##### Data for processing

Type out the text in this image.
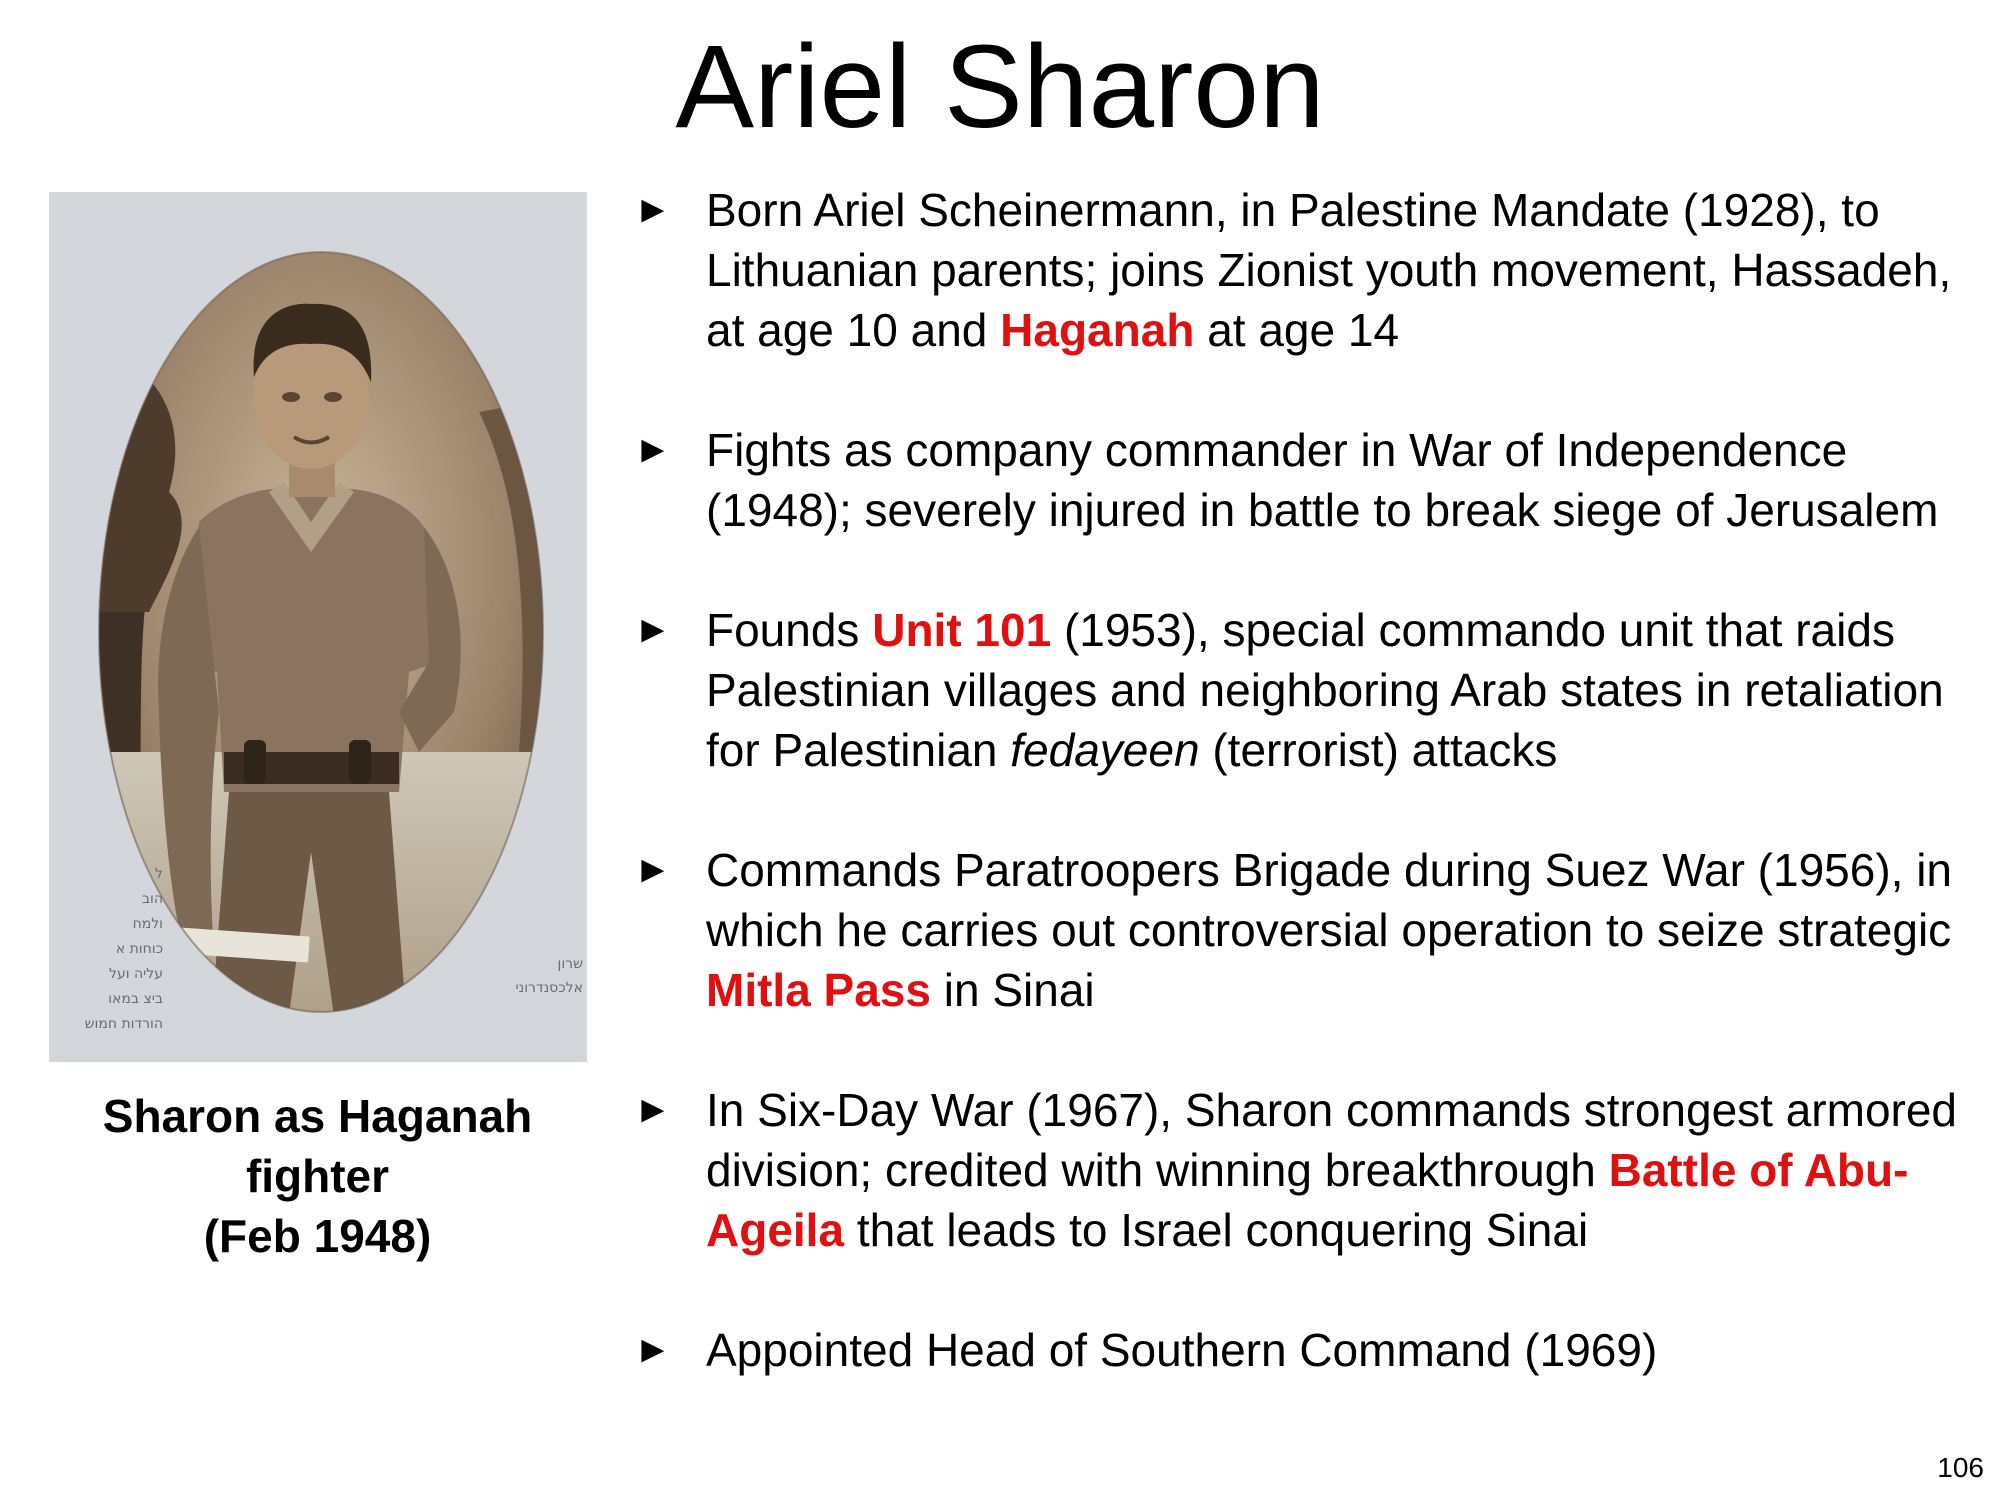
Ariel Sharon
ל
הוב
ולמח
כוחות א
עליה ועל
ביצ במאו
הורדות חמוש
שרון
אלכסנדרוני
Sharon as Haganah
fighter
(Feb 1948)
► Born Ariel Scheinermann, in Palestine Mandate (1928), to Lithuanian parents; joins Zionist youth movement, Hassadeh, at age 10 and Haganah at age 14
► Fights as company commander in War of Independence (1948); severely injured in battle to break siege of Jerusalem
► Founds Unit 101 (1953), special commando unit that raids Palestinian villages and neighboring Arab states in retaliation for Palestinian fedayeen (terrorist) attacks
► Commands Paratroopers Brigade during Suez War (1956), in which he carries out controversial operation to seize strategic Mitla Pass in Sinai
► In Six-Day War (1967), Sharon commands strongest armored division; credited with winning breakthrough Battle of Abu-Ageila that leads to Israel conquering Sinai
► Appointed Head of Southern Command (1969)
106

##########

#### Task goal:
In this exercise, set down all of the data exactly, without the pictures.

#### Response to this task:
Type out the text in this image.
Ariel Sharon
ל
הוב
ולמח
כוחות א
עליה ועל
ביצ במאו
הורדות חמוש
שרון
אלכסנדרוני
Sharon as Haganah
fighter
(Feb 1948)
► Born Ariel Scheinermann, in Palestine Mandate (1928), to Lithuanian parents; joins Zionist youth movement, Hassadeh, at age 10 and Haganah at age 14
► Fights as company commander in War of Independence (1948); severely injured in battle to break siege of Jerusalem
► Founds Unit 101 (1953), special commando unit that raids Palestinian villages and neighboring Arab states in retaliation for Palestinian fedayeen (terrorist) attacks
► Commands Paratroopers Brigade during Suez War (1956), in which he carries out controversial operation to seize strategic Mitla Pass in Sinai
► In Six-Day War (1967), Sharon commands strongest armored division; credited with winning breakthrough Battle of Abu-Ageila that leads to Israel conquering Sinai
► Appointed Head of Southern Command (1969)
106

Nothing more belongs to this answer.